DESCRIPTION OF THE TASK:
Check each line of the material. Copy those containing "medio".

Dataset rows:
***

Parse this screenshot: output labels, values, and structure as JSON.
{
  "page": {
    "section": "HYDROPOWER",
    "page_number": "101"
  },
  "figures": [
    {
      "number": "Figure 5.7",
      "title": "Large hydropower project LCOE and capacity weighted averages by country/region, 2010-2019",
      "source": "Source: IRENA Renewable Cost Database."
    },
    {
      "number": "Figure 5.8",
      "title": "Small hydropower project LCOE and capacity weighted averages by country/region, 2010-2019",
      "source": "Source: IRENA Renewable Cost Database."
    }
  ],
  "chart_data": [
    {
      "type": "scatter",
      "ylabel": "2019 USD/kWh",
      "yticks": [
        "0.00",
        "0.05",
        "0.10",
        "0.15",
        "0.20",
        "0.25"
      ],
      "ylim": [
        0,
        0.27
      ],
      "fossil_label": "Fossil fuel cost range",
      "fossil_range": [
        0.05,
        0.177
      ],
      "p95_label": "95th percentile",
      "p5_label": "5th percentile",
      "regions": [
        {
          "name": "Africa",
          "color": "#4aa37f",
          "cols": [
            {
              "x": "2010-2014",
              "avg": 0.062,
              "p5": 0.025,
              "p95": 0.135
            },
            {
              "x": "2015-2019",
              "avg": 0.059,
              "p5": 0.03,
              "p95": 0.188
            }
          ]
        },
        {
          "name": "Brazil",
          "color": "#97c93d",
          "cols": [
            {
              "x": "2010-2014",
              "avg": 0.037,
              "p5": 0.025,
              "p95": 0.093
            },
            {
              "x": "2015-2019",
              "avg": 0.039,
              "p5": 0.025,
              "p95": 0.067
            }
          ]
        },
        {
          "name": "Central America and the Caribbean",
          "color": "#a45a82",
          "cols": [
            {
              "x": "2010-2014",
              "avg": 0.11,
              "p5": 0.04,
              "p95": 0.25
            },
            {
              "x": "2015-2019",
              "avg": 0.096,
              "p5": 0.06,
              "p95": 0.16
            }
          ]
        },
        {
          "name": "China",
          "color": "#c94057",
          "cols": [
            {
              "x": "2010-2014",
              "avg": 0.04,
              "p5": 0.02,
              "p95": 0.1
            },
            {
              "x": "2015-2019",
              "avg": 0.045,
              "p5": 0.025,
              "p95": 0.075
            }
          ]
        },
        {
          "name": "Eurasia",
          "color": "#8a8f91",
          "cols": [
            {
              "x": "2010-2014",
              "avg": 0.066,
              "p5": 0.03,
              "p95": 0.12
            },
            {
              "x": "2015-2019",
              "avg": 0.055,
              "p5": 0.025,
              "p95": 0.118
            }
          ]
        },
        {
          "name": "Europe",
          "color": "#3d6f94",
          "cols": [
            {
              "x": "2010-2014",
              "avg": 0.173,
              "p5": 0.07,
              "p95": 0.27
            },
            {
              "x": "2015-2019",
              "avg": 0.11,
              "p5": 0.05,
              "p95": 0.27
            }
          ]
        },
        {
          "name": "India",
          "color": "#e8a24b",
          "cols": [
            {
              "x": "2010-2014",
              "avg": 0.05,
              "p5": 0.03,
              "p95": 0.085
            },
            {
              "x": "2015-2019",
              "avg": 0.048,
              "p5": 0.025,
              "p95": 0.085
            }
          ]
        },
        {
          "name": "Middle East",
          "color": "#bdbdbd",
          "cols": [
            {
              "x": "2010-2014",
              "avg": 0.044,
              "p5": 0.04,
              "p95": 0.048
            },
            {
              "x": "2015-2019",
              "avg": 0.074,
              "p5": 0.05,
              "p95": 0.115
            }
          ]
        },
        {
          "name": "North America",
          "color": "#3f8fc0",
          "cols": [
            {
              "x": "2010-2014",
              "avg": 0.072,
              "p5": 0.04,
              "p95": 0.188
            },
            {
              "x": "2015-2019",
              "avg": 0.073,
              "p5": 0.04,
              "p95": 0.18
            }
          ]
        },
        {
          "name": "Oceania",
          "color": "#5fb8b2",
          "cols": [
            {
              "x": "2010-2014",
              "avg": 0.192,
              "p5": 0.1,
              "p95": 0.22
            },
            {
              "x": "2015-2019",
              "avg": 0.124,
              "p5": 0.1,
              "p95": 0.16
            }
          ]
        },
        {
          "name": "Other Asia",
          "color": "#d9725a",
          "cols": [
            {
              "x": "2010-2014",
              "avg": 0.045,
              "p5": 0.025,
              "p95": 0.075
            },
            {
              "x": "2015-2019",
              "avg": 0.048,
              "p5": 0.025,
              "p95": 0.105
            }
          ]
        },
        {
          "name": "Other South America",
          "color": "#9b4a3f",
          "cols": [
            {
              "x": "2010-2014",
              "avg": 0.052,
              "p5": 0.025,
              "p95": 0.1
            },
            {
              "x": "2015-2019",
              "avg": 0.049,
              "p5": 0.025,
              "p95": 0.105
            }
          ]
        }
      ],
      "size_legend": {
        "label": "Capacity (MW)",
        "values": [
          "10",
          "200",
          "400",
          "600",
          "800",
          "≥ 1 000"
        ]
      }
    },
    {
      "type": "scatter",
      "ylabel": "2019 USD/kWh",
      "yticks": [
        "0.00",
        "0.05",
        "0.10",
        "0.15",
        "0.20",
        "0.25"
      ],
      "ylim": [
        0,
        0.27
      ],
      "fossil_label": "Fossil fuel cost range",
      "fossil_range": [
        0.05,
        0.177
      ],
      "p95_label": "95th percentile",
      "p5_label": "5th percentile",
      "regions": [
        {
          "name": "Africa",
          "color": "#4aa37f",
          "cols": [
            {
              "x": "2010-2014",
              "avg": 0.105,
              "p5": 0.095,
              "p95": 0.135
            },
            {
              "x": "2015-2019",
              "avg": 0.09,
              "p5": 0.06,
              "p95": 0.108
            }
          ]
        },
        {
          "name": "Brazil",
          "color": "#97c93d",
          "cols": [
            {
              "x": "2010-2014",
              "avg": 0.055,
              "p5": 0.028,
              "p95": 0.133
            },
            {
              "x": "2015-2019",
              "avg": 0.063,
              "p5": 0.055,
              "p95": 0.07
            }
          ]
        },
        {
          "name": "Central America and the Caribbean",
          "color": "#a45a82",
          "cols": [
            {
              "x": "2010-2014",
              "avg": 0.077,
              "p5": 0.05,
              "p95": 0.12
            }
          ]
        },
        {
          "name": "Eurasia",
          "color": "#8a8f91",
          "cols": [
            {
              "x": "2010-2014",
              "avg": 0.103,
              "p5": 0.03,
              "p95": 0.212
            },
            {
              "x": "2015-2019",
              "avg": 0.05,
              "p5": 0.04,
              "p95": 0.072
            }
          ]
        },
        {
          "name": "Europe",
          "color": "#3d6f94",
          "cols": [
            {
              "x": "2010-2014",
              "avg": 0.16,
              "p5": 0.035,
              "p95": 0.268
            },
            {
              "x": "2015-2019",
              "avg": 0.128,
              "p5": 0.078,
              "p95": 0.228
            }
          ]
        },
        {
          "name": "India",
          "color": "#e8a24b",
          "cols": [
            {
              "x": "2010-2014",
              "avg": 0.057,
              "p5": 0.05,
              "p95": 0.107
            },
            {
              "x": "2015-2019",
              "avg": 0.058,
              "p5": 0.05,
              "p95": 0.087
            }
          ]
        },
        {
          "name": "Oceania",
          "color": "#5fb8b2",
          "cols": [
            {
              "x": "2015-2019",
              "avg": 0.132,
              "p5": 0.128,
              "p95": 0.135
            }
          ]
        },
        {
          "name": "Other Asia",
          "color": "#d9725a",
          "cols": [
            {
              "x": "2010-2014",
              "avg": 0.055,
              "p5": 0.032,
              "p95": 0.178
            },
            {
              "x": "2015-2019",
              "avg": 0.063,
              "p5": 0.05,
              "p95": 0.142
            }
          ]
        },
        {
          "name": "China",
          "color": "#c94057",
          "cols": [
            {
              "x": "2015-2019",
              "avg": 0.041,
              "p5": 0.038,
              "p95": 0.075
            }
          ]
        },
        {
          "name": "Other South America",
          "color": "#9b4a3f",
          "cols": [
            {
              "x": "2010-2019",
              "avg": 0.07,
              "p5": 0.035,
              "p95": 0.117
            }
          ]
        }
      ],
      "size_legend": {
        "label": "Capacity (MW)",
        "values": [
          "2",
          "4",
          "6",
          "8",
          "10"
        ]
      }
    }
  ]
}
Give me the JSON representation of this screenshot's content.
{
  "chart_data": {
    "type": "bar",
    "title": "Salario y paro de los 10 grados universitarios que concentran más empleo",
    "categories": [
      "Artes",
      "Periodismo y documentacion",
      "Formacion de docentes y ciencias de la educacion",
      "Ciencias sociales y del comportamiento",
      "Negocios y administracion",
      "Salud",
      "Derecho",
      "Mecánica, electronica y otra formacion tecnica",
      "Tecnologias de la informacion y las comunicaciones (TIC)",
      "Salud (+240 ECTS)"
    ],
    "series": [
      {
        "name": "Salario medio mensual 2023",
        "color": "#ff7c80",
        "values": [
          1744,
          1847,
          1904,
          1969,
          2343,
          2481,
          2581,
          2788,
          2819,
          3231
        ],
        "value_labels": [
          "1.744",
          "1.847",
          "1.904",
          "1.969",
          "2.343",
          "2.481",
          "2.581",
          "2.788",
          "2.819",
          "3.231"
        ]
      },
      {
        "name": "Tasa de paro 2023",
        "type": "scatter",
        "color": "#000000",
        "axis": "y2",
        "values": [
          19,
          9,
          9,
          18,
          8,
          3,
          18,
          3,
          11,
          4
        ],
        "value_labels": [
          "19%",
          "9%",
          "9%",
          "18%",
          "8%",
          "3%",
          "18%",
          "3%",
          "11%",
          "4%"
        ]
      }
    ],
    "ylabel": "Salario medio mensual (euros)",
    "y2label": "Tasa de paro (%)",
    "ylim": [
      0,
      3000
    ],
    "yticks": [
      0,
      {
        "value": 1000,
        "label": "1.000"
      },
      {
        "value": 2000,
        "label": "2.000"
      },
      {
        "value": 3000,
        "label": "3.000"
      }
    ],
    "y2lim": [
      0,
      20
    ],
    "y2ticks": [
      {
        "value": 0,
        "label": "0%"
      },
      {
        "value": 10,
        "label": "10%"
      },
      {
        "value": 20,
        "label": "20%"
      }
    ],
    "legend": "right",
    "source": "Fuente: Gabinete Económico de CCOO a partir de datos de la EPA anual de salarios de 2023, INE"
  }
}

***

FINAL RESULT:
        "name": "Salario medio mensual 2023",
    "ylabel": "Salario medio mensual (euros)",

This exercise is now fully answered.